## SET TASK
Lines containing the string "Government" are to be counted; report the total by itself.

[Dataset entries on figures]
══════════════════════════════

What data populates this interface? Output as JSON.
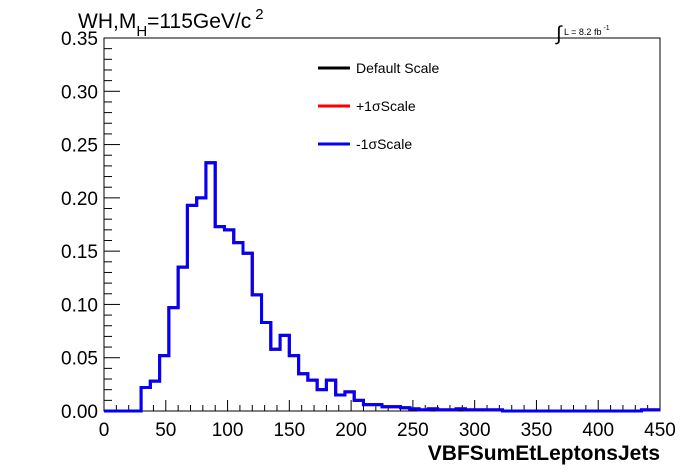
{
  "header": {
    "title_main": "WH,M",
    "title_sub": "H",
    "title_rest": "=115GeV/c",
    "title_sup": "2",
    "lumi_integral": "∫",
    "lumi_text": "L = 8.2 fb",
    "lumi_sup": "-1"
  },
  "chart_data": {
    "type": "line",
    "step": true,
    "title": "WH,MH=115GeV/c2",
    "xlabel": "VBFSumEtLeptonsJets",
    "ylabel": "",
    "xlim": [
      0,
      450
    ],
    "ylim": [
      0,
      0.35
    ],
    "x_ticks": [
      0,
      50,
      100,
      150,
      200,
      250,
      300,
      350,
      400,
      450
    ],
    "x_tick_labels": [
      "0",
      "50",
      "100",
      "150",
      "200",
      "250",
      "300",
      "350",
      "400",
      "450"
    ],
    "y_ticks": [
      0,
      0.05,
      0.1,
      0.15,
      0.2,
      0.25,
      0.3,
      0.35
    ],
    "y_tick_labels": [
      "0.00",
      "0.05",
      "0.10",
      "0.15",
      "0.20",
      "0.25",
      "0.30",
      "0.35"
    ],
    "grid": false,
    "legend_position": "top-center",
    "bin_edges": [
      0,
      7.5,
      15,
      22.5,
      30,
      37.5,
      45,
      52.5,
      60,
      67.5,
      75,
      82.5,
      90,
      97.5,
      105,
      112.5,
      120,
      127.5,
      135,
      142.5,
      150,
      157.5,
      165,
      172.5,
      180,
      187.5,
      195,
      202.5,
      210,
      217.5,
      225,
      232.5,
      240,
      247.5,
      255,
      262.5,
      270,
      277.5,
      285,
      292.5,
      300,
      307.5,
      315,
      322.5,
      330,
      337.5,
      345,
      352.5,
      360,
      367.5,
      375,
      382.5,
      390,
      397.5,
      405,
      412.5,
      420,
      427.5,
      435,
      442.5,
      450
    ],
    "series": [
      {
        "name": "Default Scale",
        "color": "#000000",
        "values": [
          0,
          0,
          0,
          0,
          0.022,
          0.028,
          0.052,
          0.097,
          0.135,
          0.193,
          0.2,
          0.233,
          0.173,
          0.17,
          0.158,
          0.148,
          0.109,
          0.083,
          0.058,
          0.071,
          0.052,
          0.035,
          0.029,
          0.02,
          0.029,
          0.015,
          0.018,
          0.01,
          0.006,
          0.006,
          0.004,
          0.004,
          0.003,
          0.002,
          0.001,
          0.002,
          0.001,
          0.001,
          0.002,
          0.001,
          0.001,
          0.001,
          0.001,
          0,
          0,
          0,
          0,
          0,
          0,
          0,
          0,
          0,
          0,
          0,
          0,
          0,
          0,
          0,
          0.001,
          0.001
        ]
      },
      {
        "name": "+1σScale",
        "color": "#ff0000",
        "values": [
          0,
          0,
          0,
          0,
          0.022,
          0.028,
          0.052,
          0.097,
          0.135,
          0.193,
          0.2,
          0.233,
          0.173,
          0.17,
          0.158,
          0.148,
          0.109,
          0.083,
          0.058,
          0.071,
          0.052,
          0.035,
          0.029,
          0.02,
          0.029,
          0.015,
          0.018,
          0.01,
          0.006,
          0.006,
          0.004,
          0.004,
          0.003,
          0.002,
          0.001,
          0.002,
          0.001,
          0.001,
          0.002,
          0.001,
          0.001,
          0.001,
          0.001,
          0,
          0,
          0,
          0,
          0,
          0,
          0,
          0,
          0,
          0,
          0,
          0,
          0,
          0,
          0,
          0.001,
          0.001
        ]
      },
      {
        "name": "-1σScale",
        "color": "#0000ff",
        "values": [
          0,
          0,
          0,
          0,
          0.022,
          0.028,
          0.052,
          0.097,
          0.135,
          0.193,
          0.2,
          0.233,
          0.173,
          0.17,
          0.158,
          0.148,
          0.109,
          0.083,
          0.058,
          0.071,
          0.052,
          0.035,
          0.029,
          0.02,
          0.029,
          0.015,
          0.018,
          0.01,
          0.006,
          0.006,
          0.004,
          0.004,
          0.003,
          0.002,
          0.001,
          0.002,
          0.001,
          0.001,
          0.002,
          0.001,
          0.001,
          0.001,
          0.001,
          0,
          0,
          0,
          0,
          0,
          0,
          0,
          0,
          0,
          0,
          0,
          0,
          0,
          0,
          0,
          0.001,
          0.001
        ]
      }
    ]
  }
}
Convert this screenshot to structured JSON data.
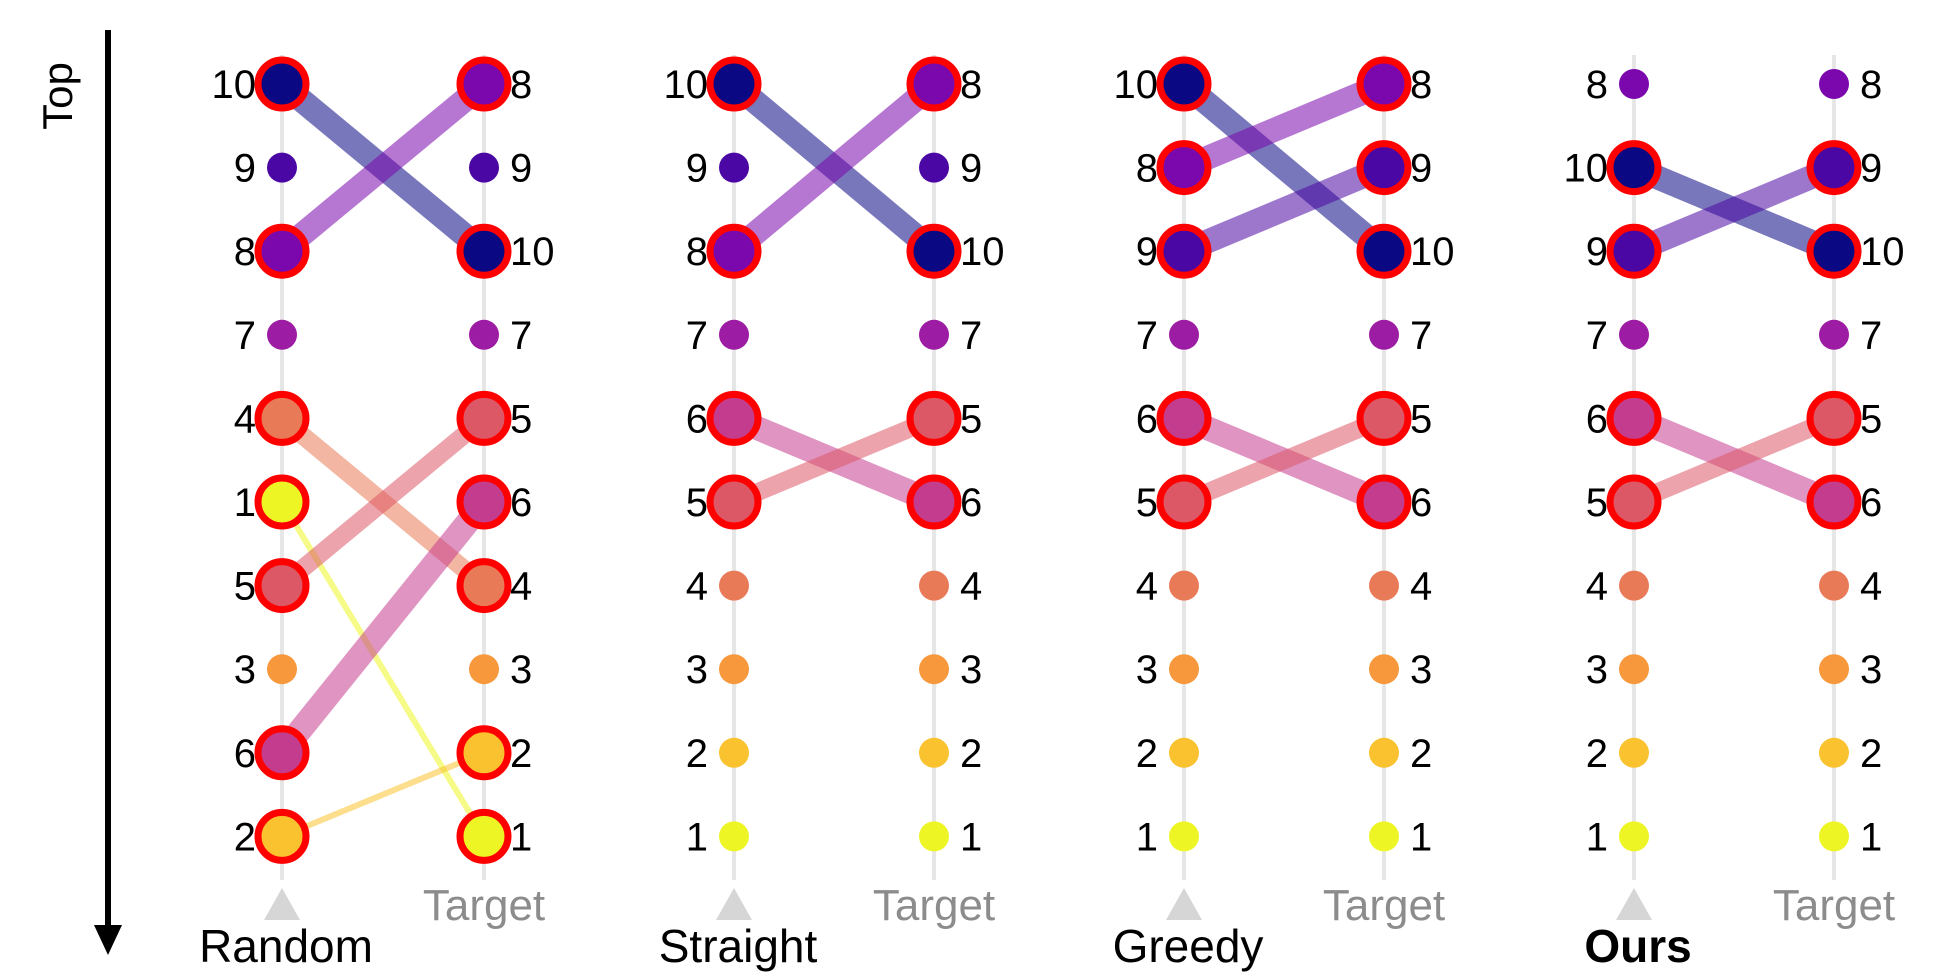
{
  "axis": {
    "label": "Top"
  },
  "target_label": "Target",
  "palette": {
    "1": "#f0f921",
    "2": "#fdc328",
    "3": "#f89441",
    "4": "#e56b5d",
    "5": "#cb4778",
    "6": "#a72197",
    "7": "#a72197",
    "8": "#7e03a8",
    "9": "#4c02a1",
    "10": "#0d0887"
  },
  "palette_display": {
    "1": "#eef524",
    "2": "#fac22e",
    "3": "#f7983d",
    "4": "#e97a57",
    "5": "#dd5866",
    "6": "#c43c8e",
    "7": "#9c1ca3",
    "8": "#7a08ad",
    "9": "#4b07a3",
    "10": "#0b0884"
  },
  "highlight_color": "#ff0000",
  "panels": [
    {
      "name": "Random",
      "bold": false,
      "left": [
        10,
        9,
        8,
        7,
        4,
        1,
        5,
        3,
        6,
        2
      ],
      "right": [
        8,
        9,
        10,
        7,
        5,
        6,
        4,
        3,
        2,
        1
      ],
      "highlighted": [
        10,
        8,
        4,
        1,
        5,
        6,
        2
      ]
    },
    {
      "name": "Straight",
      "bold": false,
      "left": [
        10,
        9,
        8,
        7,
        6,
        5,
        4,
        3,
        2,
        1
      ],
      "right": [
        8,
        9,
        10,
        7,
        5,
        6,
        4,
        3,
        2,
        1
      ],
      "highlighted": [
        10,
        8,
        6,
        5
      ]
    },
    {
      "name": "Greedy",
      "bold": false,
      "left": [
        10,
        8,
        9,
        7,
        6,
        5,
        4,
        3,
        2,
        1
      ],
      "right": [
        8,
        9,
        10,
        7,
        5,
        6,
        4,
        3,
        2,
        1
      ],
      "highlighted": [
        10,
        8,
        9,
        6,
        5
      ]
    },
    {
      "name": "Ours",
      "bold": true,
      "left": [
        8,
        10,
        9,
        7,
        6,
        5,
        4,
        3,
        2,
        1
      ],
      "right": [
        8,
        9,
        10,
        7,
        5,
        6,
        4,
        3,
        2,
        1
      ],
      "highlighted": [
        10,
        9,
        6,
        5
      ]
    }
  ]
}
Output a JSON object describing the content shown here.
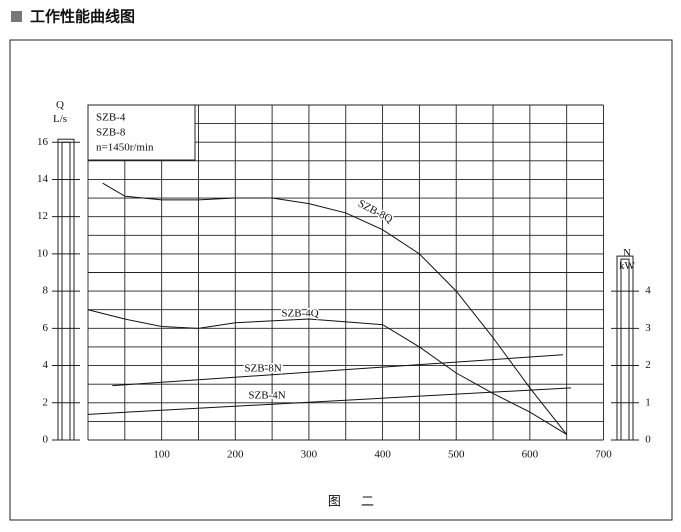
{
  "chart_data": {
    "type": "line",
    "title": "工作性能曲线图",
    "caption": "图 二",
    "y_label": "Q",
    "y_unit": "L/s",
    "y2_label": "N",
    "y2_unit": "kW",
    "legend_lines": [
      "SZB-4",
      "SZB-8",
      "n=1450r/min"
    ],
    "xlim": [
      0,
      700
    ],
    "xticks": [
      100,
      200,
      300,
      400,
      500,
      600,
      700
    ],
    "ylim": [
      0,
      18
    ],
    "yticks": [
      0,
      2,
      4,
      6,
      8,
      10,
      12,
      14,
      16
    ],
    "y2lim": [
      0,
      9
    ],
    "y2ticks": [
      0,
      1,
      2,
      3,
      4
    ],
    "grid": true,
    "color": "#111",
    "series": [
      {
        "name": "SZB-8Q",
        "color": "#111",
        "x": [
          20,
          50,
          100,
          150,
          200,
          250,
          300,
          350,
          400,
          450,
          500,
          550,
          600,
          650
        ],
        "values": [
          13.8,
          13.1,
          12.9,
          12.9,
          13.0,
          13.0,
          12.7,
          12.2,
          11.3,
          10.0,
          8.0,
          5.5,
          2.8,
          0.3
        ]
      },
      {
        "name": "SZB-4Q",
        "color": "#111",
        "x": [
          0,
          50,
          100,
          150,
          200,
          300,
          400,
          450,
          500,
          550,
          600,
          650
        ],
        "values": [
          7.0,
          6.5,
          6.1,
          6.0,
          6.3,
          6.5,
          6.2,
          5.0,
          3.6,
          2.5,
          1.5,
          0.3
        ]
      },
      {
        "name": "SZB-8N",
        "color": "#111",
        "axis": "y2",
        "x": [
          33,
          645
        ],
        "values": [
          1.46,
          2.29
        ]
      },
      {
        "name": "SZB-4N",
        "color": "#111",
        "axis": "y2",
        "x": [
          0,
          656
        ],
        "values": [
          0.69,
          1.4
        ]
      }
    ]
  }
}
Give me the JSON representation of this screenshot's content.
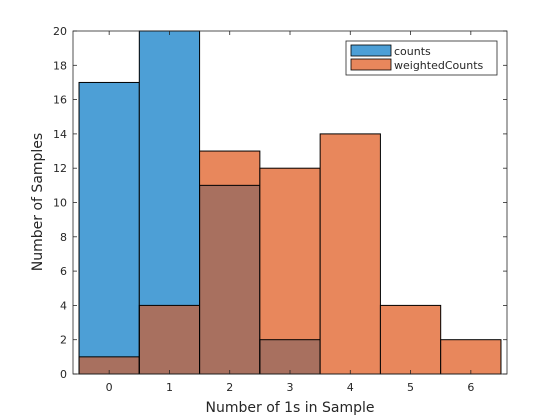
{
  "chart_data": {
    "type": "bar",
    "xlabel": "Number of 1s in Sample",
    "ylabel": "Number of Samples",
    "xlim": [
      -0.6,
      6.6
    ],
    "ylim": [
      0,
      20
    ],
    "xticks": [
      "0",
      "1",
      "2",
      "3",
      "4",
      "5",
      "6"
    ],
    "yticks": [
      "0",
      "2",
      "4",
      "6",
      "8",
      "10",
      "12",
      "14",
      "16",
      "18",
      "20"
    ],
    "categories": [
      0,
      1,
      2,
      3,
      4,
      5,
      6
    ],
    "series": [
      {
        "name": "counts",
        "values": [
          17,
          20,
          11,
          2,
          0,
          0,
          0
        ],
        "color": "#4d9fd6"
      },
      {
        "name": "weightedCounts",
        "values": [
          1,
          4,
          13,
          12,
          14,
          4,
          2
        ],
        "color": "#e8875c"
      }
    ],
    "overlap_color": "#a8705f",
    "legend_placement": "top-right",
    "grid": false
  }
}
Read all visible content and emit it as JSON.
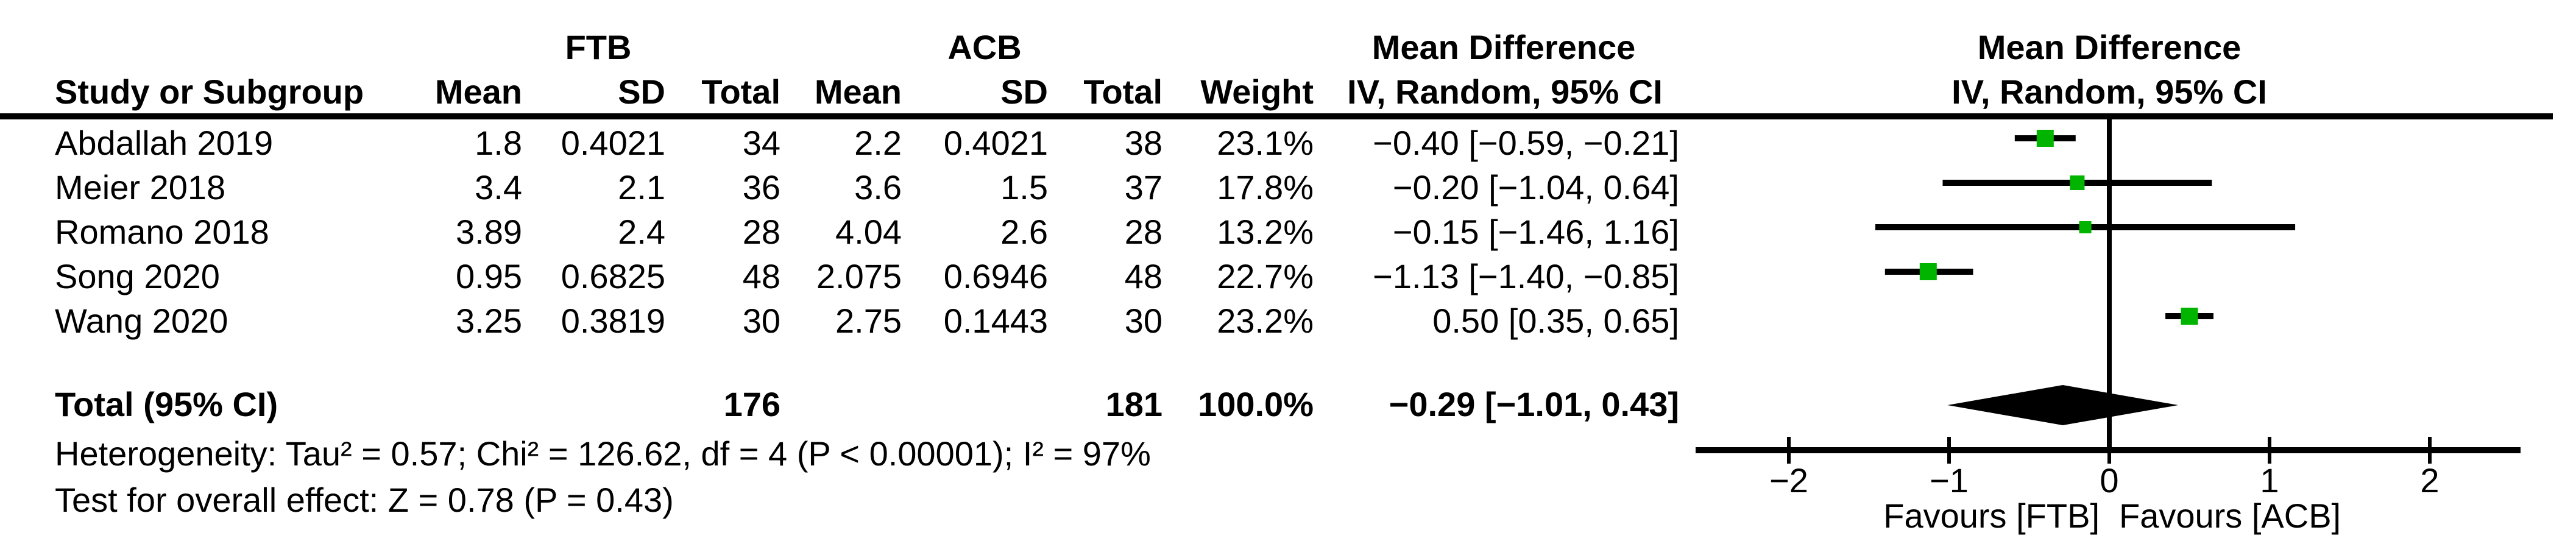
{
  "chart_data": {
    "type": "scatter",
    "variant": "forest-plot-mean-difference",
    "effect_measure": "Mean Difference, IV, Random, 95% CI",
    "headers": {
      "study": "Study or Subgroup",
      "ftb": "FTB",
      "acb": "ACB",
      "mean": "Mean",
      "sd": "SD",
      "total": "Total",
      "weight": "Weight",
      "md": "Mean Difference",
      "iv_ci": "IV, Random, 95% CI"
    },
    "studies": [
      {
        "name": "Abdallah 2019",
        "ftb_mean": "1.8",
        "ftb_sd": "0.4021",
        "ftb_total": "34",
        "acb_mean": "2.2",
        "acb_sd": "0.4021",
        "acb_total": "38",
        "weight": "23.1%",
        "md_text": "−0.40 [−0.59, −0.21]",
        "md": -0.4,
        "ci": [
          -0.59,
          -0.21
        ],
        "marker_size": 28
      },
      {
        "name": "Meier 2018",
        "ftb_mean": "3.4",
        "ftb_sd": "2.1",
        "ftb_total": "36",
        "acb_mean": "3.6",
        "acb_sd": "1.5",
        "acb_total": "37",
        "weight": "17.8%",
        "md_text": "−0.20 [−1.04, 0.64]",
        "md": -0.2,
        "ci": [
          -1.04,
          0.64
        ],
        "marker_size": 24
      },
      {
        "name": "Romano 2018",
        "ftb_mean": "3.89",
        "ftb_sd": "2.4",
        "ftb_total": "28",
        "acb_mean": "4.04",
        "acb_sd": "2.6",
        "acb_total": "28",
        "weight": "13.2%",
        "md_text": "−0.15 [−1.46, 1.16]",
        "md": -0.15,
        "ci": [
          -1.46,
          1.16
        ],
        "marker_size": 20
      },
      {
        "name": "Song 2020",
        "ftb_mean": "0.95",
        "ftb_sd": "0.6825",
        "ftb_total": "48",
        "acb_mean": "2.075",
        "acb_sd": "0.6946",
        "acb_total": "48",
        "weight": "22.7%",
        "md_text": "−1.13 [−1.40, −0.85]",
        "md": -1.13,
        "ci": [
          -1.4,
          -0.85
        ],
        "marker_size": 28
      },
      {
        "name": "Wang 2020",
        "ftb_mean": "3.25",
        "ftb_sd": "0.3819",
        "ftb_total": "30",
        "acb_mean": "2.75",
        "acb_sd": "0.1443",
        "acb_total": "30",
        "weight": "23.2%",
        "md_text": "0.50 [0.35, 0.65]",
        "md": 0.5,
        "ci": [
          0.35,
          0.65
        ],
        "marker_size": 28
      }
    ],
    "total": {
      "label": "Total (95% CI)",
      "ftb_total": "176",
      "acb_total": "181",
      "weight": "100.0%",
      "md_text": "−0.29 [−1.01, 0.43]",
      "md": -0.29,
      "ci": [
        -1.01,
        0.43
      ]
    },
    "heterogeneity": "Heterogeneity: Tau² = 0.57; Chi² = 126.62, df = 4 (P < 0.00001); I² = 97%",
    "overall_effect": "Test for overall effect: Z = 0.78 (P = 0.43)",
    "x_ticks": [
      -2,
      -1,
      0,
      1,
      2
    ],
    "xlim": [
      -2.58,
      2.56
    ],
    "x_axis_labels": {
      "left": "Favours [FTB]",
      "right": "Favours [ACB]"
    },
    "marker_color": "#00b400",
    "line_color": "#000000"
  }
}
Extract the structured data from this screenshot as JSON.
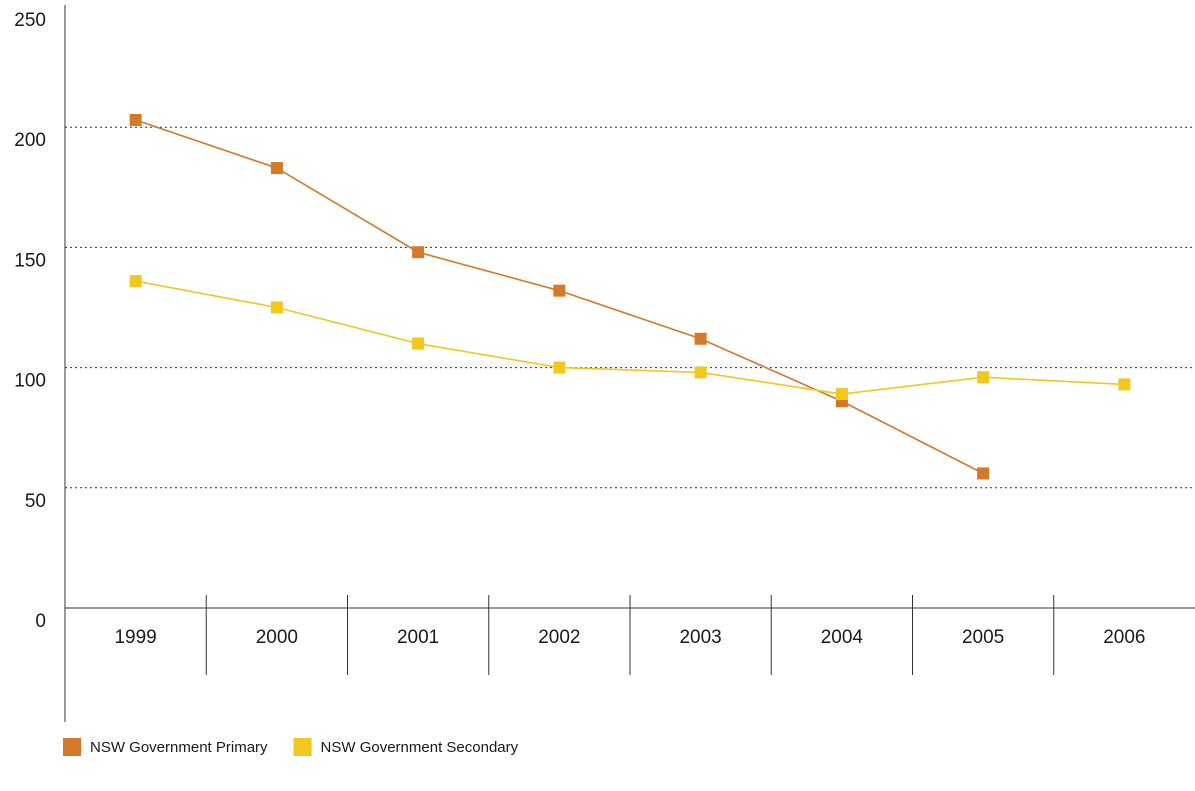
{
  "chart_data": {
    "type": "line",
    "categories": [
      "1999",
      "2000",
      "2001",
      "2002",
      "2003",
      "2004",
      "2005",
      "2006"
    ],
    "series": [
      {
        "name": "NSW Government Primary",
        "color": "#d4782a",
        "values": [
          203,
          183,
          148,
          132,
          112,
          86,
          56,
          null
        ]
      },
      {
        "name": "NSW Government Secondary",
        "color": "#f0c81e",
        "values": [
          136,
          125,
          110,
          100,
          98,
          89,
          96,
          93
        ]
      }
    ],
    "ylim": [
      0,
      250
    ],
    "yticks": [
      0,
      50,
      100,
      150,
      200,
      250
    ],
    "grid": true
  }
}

══════════════════════════════

## REPLY
2